Supplied records:

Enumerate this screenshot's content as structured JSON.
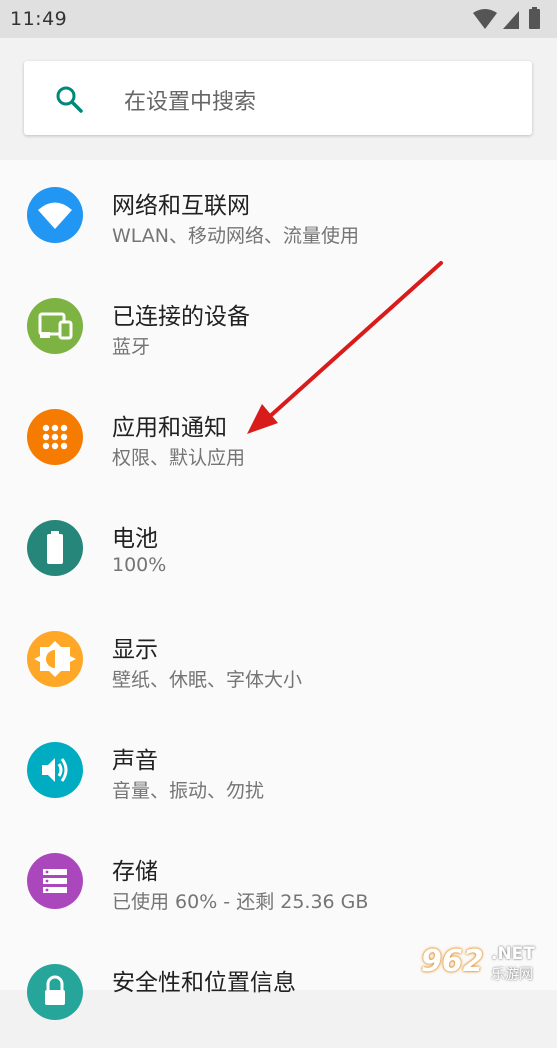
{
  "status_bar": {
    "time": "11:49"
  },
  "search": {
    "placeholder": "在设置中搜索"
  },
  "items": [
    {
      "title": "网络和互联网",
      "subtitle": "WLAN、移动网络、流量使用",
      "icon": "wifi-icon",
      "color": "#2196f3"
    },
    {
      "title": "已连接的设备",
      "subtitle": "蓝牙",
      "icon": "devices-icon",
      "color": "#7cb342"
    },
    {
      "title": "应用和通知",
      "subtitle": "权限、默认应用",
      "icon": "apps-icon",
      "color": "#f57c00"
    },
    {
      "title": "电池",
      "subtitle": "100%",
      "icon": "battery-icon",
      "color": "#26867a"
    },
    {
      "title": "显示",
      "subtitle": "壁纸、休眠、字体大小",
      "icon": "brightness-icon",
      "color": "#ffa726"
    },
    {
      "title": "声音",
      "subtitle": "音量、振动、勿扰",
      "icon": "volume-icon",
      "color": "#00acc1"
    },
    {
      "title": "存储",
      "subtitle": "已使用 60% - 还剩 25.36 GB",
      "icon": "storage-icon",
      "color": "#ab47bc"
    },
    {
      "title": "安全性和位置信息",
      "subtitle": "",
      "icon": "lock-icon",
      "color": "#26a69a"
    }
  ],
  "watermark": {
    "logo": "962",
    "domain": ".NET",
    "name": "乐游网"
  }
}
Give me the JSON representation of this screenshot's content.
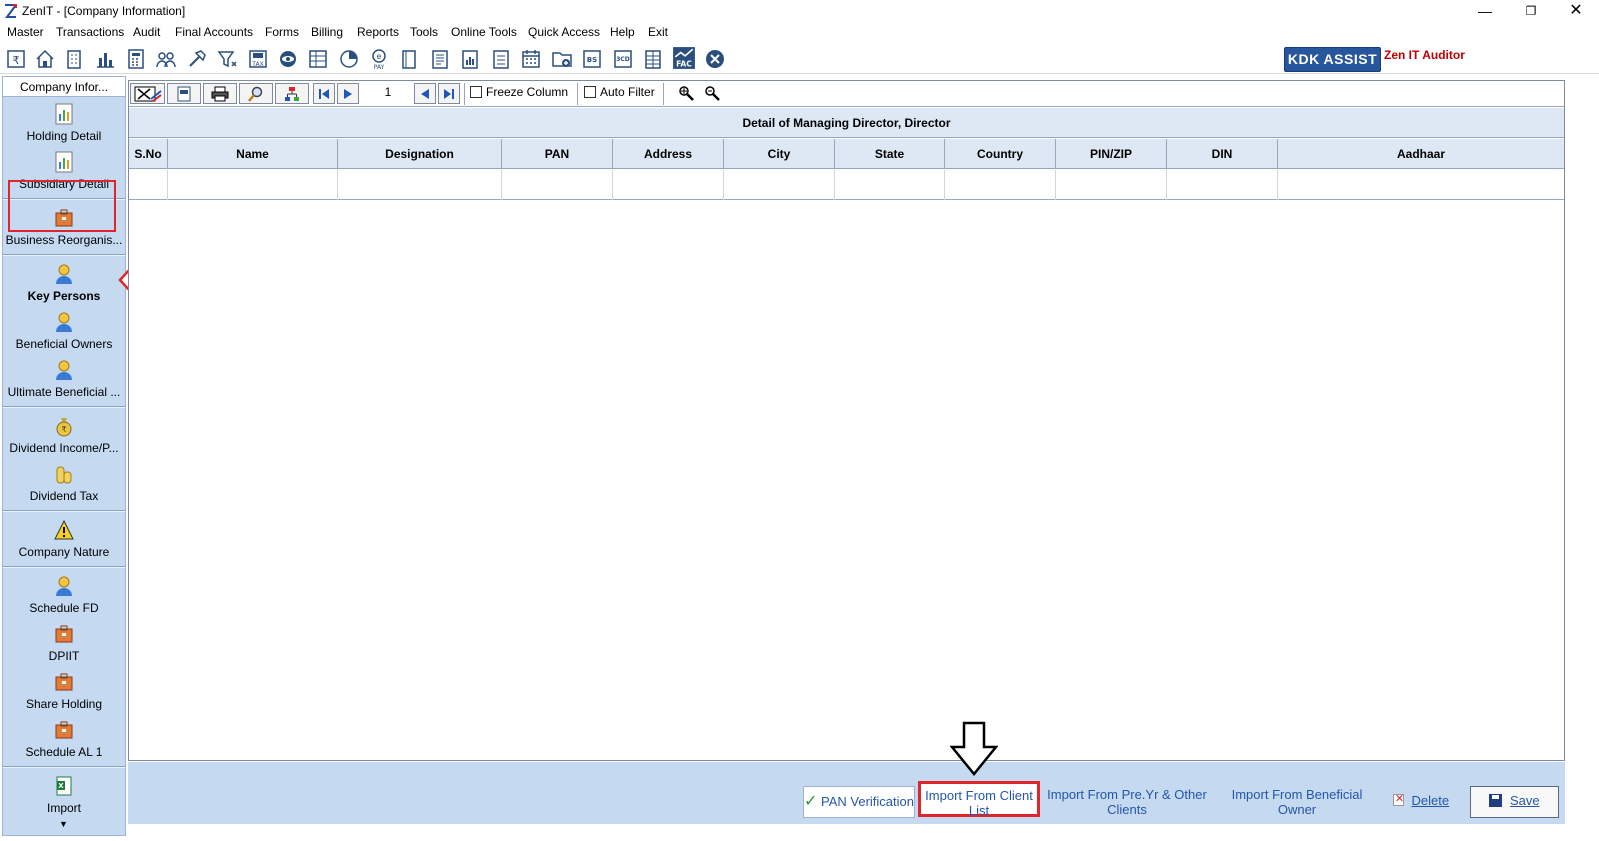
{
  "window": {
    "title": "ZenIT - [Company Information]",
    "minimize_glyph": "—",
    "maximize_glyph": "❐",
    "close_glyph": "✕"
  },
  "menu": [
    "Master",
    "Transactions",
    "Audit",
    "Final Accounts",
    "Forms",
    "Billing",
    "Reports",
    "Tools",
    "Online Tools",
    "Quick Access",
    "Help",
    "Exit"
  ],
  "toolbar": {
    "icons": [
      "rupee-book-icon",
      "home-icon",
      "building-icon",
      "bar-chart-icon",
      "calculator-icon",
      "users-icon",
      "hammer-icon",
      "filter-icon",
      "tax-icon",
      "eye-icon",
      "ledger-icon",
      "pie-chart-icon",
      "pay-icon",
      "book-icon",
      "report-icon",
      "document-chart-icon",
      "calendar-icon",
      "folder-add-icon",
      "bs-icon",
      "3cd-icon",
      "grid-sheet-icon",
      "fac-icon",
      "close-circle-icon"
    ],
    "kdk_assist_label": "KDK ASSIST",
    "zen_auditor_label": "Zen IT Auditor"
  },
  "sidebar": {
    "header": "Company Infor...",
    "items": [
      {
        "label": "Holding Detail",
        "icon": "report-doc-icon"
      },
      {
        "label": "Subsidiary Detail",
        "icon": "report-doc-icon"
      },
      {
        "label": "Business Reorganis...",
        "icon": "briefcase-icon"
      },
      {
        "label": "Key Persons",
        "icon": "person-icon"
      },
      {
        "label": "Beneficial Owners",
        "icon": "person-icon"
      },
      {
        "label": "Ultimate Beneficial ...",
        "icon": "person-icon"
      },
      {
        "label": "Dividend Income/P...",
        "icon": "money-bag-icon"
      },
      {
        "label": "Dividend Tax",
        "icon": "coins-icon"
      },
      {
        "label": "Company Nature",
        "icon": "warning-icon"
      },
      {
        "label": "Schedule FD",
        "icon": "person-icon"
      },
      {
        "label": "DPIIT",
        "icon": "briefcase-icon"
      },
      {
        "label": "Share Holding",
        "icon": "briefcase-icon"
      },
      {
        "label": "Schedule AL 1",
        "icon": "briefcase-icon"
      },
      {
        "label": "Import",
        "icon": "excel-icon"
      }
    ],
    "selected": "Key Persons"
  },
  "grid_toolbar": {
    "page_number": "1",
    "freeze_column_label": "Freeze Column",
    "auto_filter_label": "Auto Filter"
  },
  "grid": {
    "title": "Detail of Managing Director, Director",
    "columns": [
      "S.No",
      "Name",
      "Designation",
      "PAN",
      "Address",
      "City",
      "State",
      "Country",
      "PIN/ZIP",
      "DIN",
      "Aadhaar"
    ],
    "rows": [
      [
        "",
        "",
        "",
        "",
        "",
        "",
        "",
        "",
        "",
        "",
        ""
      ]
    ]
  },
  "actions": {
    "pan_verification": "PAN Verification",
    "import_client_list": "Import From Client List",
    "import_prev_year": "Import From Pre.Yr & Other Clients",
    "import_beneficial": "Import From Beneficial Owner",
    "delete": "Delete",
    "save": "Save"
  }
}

Problem to work on: Print all of the entries word for word. Omit the pictures they contain.

Answer to the task:
Enumerate this screenshot's content as structured JSON.
{
  "status_bar": {
    "time": "11:49"
  },
  "search": {
    "placeholder": "在设置中搜索"
  },
  "items": [
    {
      "title": "网络和互联网",
      "subtitle": "WLAN、移动网络、流量使用",
      "icon": "wifi-icon",
      "color": "#2196f3"
    },
    {
      "title": "已连接的设备",
      "subtitle": "蓝牙",
      "icon": "devices-icon",
      "color": "#7cb342"
    },
    {
      "title": "应用和通知",
      "subtitle": "权限、默认应用",
      "icon": "apps-icon",
      "color": "#f57c00"
    },
    {
      "title": "电池",
      "subtitle": "100%",
      "icon": "battery-icon",
      "color": "#26867a"
    },
    {
      "title": "显示",
      "subtitle": "壁纸、休眠、字体大小",
      "icon": "brightness-icon",
      "color": "#ffa726"
    },
    {
      "title": "声音",
      "subtitle": "音量、振动、勿扰",
      "icon": "volume-icon",
      "color": "#00acc1"
    },
    {
      "title": "存储",
      "subtitle": "已使用 60% - 还剩 25.36 GB",
      "icon": "storage-icon",
      "color": "#ab47bc"
    },
    {
      "title": "安全性和位置信息",
      "subtitle": "",
      "icon": "lock-icon",
      "color": "#26a69a"
    }
  ],
  "watermark": {
    "logo": "962",
    "domain": ".NET",
    "name": "乐游网"
  }
}
Give me the JSON representation of this screenshot's content.
{
  "window": {
    "title": "ZenIT - [Company Information]",
    "minimize_glyph": "—",
    "maximize_glyph": "❐",
    "close_glyph": "✕"
  },
  "menu": [
    "Master",
    "Transactions",
    "Audit",
    "Final Accounts",
    "Forms",
    "Billing",
    "Reports",
    "Tools",
    "Online Tools",
    "Quick Access",
    "Help",
    "Exit"
  ],
  "toolbar": {
    "icons": [
      "rupee-book-icon",
      "home-icon",
      "building-icon",
      "bar-chart-icon",
      "calculator-icon",
      "users-icon",
      "hammer-icon",
      "filter-icon",
      "tax-icon",
      "eye-icon",
      "ledger-icon",
      "pie-chart-icon",
      "pay-icon",
      "book-icon",
      "report-icon",
      "document-chart-icon",
      "calendar-icon",
      "folder-add-icon",
      "bs-icon",
      "3cd-icon",
      "grid-sheet-icon",
      "fac-icon",
      "close-circle-icon"
    ],
    "kdk_assist_label": "KDK ASSIST",
    "zen_auditor_label": "Zen IT Auditor"
  },
  "sidebar": {
    "header": "Company Infor...",
    "items": [
      {
        "label": "Holding Detail",
        "icon": "report-doc-icon"
      },
      {
        "label": "Subsidiary Detail",
        "icon": "report-doc-icon"
      },
      {
        "label": "Business Reorganis...",
        "icon": "briefcase-icon"
      },
      {
        "label": "Key Persons",
        "icon": "person-icon"
      },
      {
        "label": "Beneficial Owners",
        "icon": "person-icon"
      },
      {
        "label": "Ultimate Beneficial ...",
        "icon": "person-icon"
      },
      {
        "label": "Dividend Income/P...",
        "icon": "money-bag-icon"
      },
      {
        "label": "Dividend Tax",
        "icon": "coins-icon"
      },
      {
        "label": "Company Nature",
        "icon": "warning-icon"
      },
      {
        "label": "Schedule FD",
        "icon": "person-icon"
      },
      {
        "label": "DPIIT",
        "icon": "briefcase-icon"
      },
      {
        "label": "Share Holding",
        "icon": "briefcase-icon"
      },
      {
        "label": "Schedule AL 1",
        "icon": "briefcase-icon"
      },
      {
        "label": "Import",
        "icon": "excel-icon"
      }
    ],
    "selected": "Key Persons"
  },
  "grid_toolbar": {
    "page_number": "1",
    "freeze_column_label": "Freeze Column",
    "auto_filter_label": "Auto Filter"
  },
  "grid": {
    "title": "Detail of Managing Director, Director",
    "columns": [
      "S.No",
      "Name",
      "Designation",
      "PAN",
      "Address",
      "City",
      "State",
      "Country",
      "PIN/ZIP",
      "DIN",
      "Aadhaar"
    ],
    "rows": [
      [
        "",
        "",
        "",
        "",
        "",
        "",
        "",
        "",
        "",
        "",
        ""
      ]
    ]
  },
  "actions": {
    "pan_verification": "PAN Verification",
    "import_client_list": "Import From Client List",
    "import_prev_year": "Import From Pre.Yr & Other Clients",
    "import_beneficial": "Import From Beneficial Owner",
    "delete": "Delete",
    "save": "Save"
  }
}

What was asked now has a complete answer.